** start RECORDED INFORMATION **

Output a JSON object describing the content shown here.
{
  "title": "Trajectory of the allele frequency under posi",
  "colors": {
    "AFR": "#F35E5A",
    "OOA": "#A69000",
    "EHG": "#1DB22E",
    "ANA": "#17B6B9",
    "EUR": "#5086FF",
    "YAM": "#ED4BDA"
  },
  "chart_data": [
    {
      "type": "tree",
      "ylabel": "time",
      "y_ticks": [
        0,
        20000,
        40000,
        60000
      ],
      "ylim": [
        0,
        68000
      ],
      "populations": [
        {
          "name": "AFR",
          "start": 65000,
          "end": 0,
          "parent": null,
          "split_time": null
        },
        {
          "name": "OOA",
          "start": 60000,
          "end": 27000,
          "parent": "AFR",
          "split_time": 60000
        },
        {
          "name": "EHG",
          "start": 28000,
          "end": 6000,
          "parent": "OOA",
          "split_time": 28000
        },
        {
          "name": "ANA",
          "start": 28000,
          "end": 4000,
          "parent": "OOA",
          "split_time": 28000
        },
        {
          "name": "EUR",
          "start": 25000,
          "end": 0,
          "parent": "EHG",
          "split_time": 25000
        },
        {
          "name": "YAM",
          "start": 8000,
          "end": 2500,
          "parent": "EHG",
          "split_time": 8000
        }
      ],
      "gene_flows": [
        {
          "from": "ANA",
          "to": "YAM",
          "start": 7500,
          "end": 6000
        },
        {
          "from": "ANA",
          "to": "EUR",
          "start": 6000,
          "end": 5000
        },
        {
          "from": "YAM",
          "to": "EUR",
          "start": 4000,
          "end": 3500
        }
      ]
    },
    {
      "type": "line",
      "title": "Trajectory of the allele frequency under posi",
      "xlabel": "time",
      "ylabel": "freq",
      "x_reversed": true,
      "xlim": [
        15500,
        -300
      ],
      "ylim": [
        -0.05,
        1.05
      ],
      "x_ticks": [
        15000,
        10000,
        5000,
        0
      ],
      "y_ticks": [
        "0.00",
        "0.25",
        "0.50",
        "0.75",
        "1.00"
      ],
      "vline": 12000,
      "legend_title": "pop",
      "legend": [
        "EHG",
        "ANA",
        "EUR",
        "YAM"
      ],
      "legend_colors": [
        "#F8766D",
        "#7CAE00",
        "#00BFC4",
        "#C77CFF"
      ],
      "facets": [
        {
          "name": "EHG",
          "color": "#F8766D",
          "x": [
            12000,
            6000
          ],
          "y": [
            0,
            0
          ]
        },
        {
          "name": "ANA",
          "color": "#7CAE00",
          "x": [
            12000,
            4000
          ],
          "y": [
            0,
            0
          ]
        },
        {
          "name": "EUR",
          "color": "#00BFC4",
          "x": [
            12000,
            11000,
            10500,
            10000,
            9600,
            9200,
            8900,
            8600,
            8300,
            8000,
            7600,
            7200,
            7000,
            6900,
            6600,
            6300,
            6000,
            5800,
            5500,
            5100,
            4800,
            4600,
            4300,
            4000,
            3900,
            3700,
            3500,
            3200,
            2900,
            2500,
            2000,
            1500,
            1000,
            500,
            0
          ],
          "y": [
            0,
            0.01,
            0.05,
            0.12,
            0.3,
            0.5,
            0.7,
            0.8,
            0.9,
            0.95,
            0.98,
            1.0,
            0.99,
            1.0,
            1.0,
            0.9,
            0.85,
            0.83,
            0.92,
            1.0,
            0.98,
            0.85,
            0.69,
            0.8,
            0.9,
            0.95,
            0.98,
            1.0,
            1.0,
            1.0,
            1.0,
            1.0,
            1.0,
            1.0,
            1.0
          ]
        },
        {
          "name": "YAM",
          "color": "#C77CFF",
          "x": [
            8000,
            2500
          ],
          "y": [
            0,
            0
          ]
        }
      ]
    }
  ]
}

** end RECORDED INFORMATION **

# [CHALLENGE]
Can you give every line above again, exactly as written?

# [OUTPUT]
Output a JSON object describing the content shown here.
{
  "title": "Trajectory of the allele frequency under posi",
  "colors": {
    "AFR": "#F35E5A",
    "OOA": "#A69000",
    "EHG": "#1DB22E",
    "ANA": "#17B6B9",
    "EUR": "#5086FF",
    "YAM": "#ED4BDA"
  },
  "chart_data": [
    {
      "type": "tree",
      "ylabel": "time",
      "y_ticks": [
        0,
        20000,
        40000,
        60000
      ],
      "ylim": [
        0,
        68000
      ],
      "populations": [
        {
          "name": "AFR",
          "start": 65000,
          "end": 0,
          "parent": null,
          "split_time": null
        },
        {
          "name": "OOA",
          "start": 60000,
          "end": 27000,
          "parent": "AFR",
          "split_time": 60000
        },
        {
          "name": "EHG",
          "start": 28000,
          "end": 6000,
          "parent": "OOA",
          "split_time": 28000
        },
        {
          "name": "ANA",
          "start": 28000,
          "end": 4000,
          "parent": "OOA",
          "split_time": 28000
        },
        {
          "name": "EUR",
          "start": 25000,
          "end": 0,
          "parent": "EHG",
          "split_time": 25000
        },
        {
          "name": "YAM",
          "start": 8000,
          "end": 2500,
          "parent": "EHG",
          "split_time": 8000
        }
      ],
      "gene_flows": [
        {
          "from": "ANA",
          "to": "YAM",
          "start": 7500,
          "end": 6000
        },
        {
          "from": "ANA",
          "to": "EUR",
          "start": 6000,
          "end": 5000
        },
        {
          "from": "YAM",
          "to": "EUR",
          "start": 4000,
          "end": 3500
        }
      ]
    },
    {
      "type": "line",
      "title": "Trajectory of the allele frequency under posi",
      "xlabel": "time",
      "ylabel": "freq",
      "x_reversed": true,
      "xlim": [
        15500,
        -300
      ],
      "ylim": [
        -0.05,
        1.05
      ],
      "x_ticks": [
        15000,
        10000,
        5000,
        0
      ],
      "y_ticks": [
        "0.00",
        "0.25",
        "0.50",
        "0.75",
        "1.00"
      ],
      "vline": 12000,
      "legend_title": "pop",
      "legend": [
        "EHG",
        "ANA",
        "EUR",
        "YAM"
      ],
      "legend_colors": [
        "#F8766D",
        "#7CAE00",
        "#00BFC4",
        "#C77CFF"
      ],
      "facets": [
        {
          "name": "EHG",
          "color": "#F8766D",
          "x": [
            12000,
            6000
          ],
          "y": [
            0,
            0
          ]
        },
        {
          "name": "ANA",
          "color": "#7CAE00",
          "x": [
            12000,
            4000
          ],
          "y": [
            0,
            0
          ]
        },
        {
          "name": "EUR",
          "color": "#00BFC4",
          "x": [
            12000,
            11000,
            10500,
            10000,
            9600,
            9200,
            8900,
            8600,
            8300,
            8000,
            7600,
            7200,
            7000,
            6900,
            6600,
            6300,
            6000,
            5800,
            5500,
            5100,
            4800,
            4600,
            4300,
            4000,
            3900,
            3700,
            3500,
            3200,
            2900,
            2500,
            2000,
            1500,
            1000,
            500,
            0
          ],
          "y": [
            0,
            0.01,
            0.05,
            0.12,
            0.3,
            0.5,
            0.7,
            0.8,
            0.9,
            0.95,
            0.98,
            1.0,
            0.99,
            1.0,
            1.0,
            0.9,
            0.85,
            0.83,
            0.92,
            1.0,
            0.98,
            0.85,
            0.69,
            0.8,
            0.9,
            0.95,
            0.98,
            1.0,
            1.0,
            1.0,
            1.0,
            1.0,
            1.0,
            1.0,
            1.0
          ]
        },
        {
          "name": "YAM",
          "color": "#C77CFF",
          "x": [
            8000,
            2500
          ],
          "y": [
            0,
            0
          ]
        }
      ]
    }
  ]
}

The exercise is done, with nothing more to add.